** start MATERIAL PROVIDED **
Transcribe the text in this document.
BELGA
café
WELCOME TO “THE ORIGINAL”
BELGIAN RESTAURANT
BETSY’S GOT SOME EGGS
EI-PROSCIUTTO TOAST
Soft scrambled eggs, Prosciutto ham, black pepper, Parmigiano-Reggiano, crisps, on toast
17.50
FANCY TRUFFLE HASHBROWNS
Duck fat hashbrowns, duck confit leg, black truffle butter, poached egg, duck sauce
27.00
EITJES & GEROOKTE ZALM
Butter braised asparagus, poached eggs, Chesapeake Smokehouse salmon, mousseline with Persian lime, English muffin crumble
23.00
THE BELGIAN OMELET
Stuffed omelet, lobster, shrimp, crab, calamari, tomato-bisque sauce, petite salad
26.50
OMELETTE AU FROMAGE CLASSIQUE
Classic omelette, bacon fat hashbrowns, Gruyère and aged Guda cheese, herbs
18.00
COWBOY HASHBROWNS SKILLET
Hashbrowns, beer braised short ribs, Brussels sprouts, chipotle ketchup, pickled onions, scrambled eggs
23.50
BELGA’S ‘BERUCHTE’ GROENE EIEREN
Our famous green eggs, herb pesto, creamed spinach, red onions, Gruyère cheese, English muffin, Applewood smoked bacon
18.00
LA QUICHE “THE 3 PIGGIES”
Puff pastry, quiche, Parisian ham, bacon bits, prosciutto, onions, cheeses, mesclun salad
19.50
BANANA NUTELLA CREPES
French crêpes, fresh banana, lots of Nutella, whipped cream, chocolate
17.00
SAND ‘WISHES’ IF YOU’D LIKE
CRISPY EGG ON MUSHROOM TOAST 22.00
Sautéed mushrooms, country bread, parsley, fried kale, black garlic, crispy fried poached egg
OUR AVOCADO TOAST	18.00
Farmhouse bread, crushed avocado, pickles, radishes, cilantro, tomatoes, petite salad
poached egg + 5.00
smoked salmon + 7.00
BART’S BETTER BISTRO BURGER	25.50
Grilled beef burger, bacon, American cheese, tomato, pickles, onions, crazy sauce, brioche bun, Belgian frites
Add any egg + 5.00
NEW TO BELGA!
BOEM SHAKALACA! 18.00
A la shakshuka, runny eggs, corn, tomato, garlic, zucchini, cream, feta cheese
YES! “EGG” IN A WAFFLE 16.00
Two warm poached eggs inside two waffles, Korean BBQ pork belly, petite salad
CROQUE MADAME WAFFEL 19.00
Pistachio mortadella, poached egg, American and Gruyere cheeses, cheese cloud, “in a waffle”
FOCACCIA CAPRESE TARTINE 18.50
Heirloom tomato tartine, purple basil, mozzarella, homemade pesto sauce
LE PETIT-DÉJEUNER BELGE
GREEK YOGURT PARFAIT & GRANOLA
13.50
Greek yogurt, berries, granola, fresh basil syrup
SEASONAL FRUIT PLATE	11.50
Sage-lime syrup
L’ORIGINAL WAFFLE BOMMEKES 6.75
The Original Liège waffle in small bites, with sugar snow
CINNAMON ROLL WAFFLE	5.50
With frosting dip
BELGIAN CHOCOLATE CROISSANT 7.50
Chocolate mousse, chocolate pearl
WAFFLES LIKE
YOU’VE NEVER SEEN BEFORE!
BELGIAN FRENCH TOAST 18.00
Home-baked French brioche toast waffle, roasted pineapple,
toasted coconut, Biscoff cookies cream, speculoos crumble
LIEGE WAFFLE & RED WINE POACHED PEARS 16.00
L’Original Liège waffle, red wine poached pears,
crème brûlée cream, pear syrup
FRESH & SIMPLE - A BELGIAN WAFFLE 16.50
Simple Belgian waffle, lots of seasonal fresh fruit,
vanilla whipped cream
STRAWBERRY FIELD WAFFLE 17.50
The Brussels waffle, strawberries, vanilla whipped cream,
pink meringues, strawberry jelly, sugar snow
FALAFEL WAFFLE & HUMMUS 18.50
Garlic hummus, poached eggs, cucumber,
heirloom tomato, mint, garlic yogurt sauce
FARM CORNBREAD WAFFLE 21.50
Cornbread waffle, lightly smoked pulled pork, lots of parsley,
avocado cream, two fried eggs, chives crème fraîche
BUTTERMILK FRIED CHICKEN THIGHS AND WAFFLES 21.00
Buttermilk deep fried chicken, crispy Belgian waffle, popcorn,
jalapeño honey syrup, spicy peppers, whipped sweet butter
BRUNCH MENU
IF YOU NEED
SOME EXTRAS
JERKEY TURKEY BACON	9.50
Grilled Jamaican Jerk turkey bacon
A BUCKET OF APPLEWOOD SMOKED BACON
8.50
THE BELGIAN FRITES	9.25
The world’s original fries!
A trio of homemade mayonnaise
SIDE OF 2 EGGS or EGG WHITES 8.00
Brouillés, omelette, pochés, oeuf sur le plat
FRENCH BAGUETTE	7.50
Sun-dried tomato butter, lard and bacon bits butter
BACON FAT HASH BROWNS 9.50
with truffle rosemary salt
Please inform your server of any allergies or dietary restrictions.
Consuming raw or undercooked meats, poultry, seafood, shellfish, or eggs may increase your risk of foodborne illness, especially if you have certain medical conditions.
** end MATERIAL PROVIDED **
**WHAT THIS TASK INVOLVES**
Copy each line from the records above that includes the string "crème".

**EXERCISE RESPONSE**
crème brûlée cream, pear syrup
avocado cream, two fried eggs, chives crème fraîche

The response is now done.